=== Task details ===
Could you output each line of the data that follows exactly?

=== Given records ===
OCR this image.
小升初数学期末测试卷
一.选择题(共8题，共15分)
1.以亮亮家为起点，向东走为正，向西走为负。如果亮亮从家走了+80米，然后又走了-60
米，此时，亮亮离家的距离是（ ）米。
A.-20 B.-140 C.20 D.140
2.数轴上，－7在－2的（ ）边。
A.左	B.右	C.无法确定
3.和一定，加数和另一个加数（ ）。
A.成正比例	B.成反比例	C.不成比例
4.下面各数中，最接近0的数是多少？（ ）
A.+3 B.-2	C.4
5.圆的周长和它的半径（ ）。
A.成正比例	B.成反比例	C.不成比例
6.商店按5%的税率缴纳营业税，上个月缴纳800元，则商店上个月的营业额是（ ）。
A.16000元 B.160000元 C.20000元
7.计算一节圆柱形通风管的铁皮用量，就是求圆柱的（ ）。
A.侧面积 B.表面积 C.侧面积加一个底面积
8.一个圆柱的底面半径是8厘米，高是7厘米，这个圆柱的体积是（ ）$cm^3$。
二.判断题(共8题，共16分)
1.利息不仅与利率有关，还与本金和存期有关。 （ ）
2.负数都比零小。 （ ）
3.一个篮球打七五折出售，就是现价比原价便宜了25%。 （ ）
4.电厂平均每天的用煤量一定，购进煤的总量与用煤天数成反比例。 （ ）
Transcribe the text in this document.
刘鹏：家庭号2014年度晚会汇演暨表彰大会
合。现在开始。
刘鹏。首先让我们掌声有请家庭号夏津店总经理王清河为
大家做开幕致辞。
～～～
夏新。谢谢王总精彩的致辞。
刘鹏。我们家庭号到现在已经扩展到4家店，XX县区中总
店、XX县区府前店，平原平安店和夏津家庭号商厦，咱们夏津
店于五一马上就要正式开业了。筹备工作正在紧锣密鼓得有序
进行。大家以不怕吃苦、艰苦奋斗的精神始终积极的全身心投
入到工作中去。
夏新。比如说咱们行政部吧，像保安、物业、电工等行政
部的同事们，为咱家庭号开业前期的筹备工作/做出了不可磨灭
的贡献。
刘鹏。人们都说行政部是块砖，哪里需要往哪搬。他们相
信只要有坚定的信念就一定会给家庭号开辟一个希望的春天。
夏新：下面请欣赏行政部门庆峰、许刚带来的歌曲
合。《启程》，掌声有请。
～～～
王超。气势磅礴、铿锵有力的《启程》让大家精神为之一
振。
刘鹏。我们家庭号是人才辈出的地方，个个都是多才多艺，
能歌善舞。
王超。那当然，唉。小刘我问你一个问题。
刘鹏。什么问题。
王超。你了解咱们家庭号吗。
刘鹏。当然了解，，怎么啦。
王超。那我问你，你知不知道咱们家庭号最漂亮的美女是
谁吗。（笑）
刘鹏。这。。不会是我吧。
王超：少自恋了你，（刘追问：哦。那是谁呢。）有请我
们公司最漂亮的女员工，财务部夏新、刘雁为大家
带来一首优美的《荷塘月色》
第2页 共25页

=== Exercise response ===
OCR this image.
小升初数学期末测试卷
一.选择题(共8题，共15分)
1.以亮亮家为起点，向东走为正，向西走为负。如果亮亮从家走了+80米，然后又走了-60
米，此时，亮亮离家的距离是（ ）米。
A.-20 B.-140 C.20 D.140
2.数轴上，－7在－2的（ ）边。
A.左	B.右	C.无法确定
3.和一定，加数和另一个加数（ ）。
A.成正比例	B.成反比例	C.不成比例
4.下面各数中，最接近0的数是多少？（ ）
A.+3 B.-2	C.4
5.圆的周长和它的半径（ ）。
A.成正比例	B.成反比例	C.不成比例
6.商店按5%的税率缴纳营业税，上个月缴纳800元，则商店上个月的营业额是（ ）。
A.16000元 B.160000元 C.20000元
7.计算一节圆柱形通风管的铁皮用量，就是求圆柱的（ ）。
A.侧面积 B.表面积 C.侧面积加一个底面积
8.一个圆柱的底面半径是8厘米，高是7厘米，这个圆柱的体积是（ ）$cm^3$。
二.判断题(共8题，共16分)
1.利息不仅与利率有关，还与本金和存期有关。 （ ）
2.负数都比零小。 （ ）
3.一个篮球打七五折出售，就是现价比原价便宜了25%。 （ ）
4.电厂平均每天的用煤量一定，购进煤的总量与用煤天数成反比例。 （ ）
Transcribe the text in this document.
刘鹏：家庭号2014年度晚会汇演暨表彰大会
合。现在开始。
刘鹏。首先让我们掌声有请家庭号夏津店总经理王清河为
大家做开幕致辞。
～～～
夏新。谢谢王总精彩的致辞。
刘鹏。我们家庭号到现在已经扩展到4家店，XX县区中总
店、XX县区府前店，平原平安店和夏津家庭号商厦，咱们夏津
店于五一马上就要正式开业了。筹备工作正在紧锣密鼓得有序
进行。大家以不怕吃苦、艰苦奋斗的精神始终积极的全身心投
入到工作中去。
夏新。比如说咱们行政部吧，像保安、物业、电工等行政
部的同事们，为咱家庭号开业前期的筹备工作/做出了不可磨灭
的贡献。
刘鹏。人们都说行政部是块砖，哪里需要往哪搬。他们相
信只要有坚定的信念就一定会给家庭号开辟一个希望的春天。
夏新：下面请欣赏行政部门庆峰、许刚带来的歌曲
合。《启程》，掌声有请。
～～～
王超。气势磅礴、铿锵有力的《启程》让大家精神为之一
振。
刘鹏。我们家庭号是人才辈出的地方，个个都是多才多艺，
能歌善舞。
王超。那当然，唉。小刘我问你一个问题。
刘鹏。什么问题。
王超。你了解咱们家庭号吗。
刘鹏。当然了解，，怎么啦。
王超。那我问你，你知不知道咱们家庭号最漂亮的美女是
谁吗。（笑）
刘鹏。这。。不会是我吧。
王超：少自恋了你，（刘追问：哦。那是谁呢。）有请我
们公司最漂亮的女员工，财务部夏新、刘雁为大家
带来一首优美的《荷塘月色》
第2页 共25页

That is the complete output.